A pawn shop sign. Comedian and commentator Tim Bedore says the pawn shop is also a good place to go to learn some important lessons about personal finance.

My 14-year-old daughter announced the other day that she plans to be smart about money like her mom and dad. I didn't tell her that my wife and I aren't so much smart about money as we are cheap. But I did say, if you want to be smart about money go to a pawn shop, see what they've got the most of and never buy it. Almost by definition, everything you see in a pawn shop represents a mistake of some kind.

I thought of this because while waiting to get my tired rotated last week, I wandered into a pawn shop and from what I saw if you buy a bass guitar you are going to have financial trouble.

This pawn shop had 32 guitars, 22 were basses. I'm no psychologist but my guess is because women go for rock stars at least 22 guys figured -- I'm not really musical, I can't play guitar but maybe I can play bass. There's two less strings, how hard can it be?

There was also every iteration of every device Apple's ever made: Macs, iPods, iPhones, iPads... literally a hundred Apple products. It would appear Apple users are only happy when they have the latest version of everything from the Apple store but that also means they're going to have lots of old versions to sell.

* Given request A *
In the pawn shop commentary, quote the passage that begins at the words "My 14-year-old daughter" and stops after the words "have financial trouble.".
* Given request B *
Answer these questions about the pawn shop commentary:
(i) How old is the writer's daughter?
(ii) How many guitars did the pawn shop have, and how many of them were basses?
(iii) About how many Apple products were there?

* Collected data *

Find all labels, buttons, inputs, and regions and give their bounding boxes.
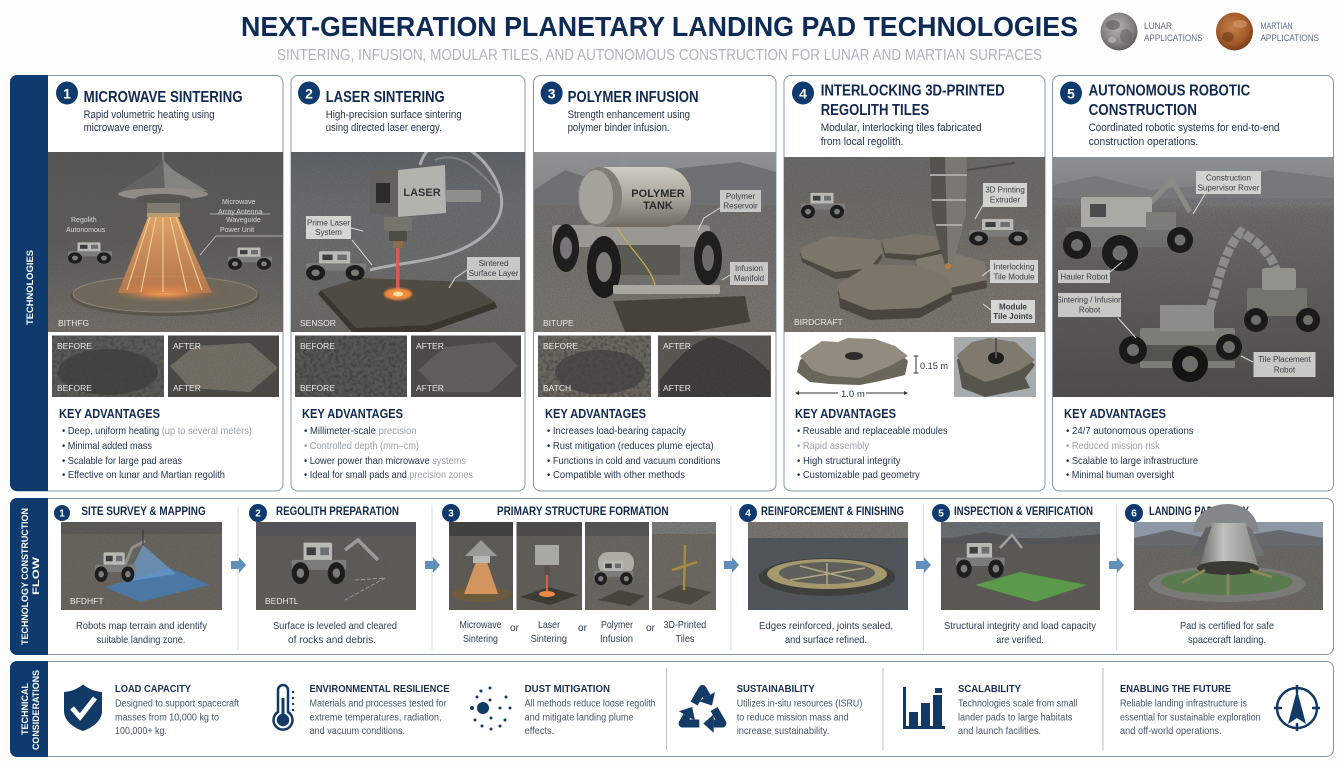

* Correct result A *
My 14-year-old daughter announced the other day that she plans to be smart about money like her mom and dad. I didn't tell her that my wife and I aren't so much smart about money as we are cheap. But I did say, if you want to be smart about money go to a pawn shop, see what they've got the most of and never buy it. Almost by definition, everything you see in a pawn shop represents a mistake of some kind.

I thought of this because while waiting to get my tired rotated last week, I wandered into a pawn shop and from what I saw if you buy a bass guitar you are going to have financial trouble.

* Correct result B *
(i) 14 years old.
(ii) 32 guitars, 22 of them basses.
(iii) About a hundred.